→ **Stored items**
* * * *

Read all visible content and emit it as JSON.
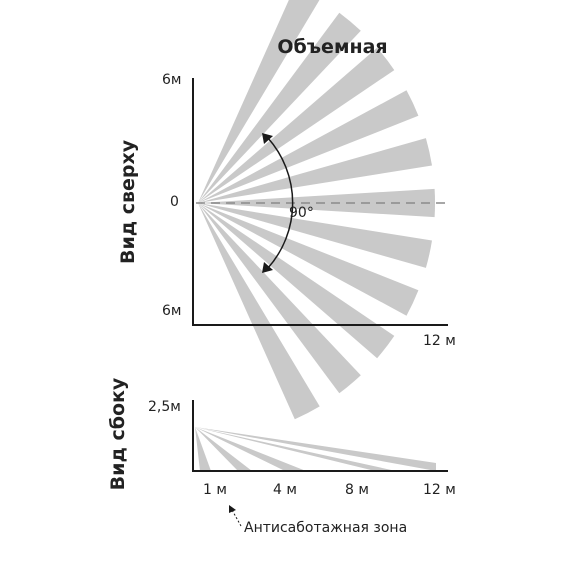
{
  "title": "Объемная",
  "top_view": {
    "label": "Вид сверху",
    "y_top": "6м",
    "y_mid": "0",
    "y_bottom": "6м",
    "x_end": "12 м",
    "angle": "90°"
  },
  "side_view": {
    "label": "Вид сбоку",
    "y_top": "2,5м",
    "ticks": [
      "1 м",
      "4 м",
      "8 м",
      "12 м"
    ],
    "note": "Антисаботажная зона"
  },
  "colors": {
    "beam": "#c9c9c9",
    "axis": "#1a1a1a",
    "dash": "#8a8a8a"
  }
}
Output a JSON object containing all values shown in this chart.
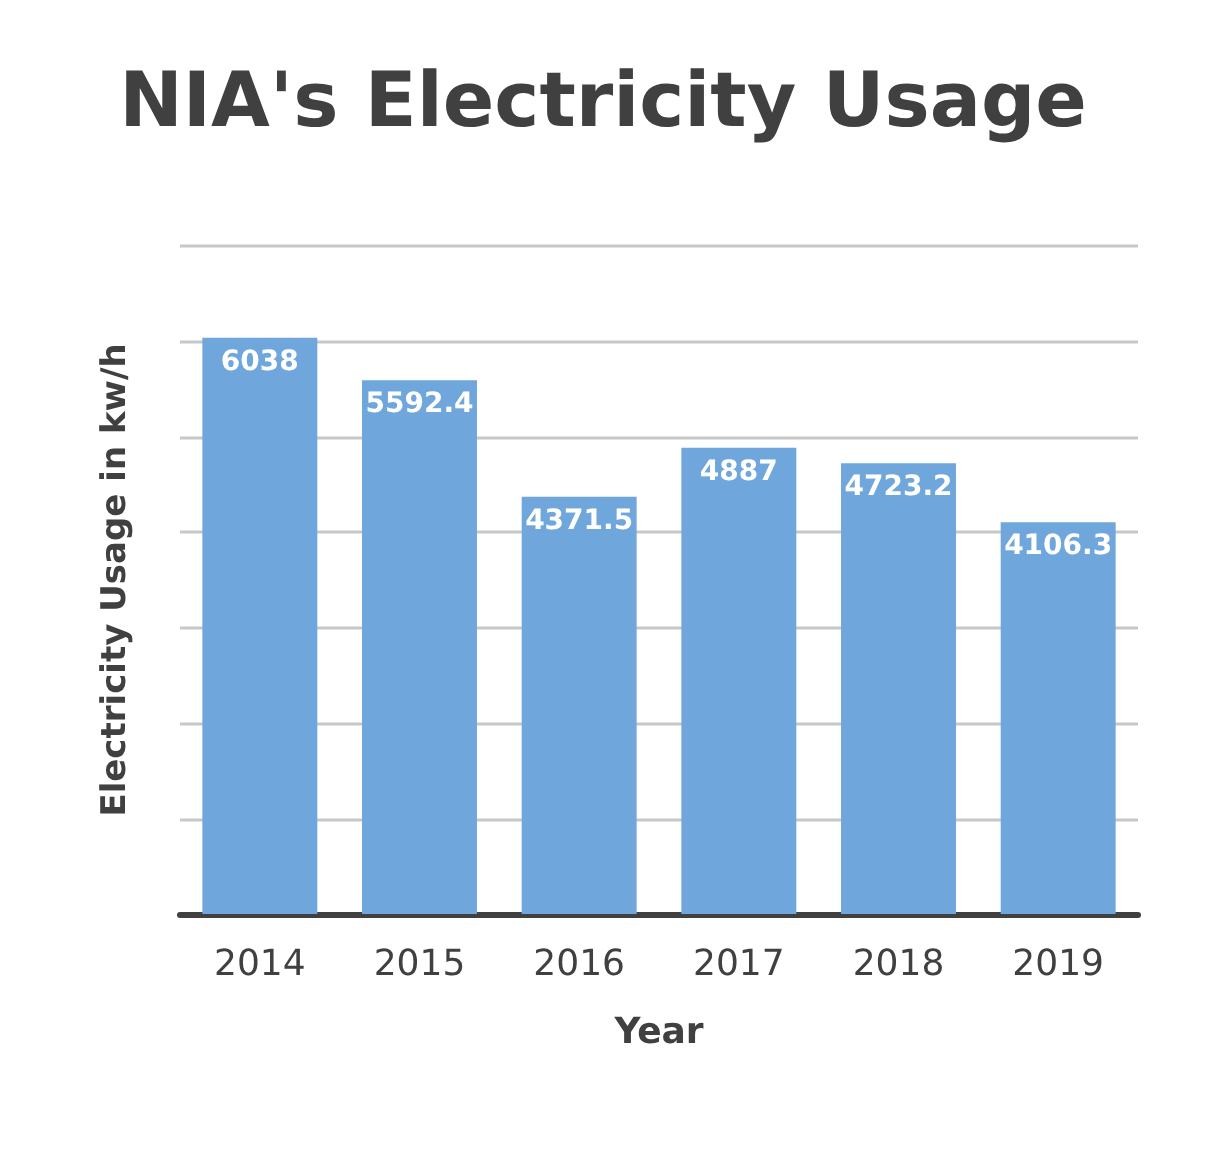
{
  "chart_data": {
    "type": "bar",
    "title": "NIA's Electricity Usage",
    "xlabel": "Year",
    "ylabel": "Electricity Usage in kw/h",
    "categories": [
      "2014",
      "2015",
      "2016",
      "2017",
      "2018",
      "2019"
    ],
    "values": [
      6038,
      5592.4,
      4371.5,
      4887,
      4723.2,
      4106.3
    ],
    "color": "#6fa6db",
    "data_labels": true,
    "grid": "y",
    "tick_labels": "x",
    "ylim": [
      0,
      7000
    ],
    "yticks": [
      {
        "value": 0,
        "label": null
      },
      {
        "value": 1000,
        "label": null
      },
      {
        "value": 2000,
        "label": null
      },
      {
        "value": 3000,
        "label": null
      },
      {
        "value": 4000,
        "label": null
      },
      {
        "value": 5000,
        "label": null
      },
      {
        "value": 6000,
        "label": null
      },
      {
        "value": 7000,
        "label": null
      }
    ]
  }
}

* * * *

→ **WORK TO BE COMPLETED**
Show all lines in the entries above where the word "Electricity" appears.

→ **EXERCISE RESULT**
    "title": "NIA's Electricity Usage",
    "ylabel": "Electricity Usage in kw/h",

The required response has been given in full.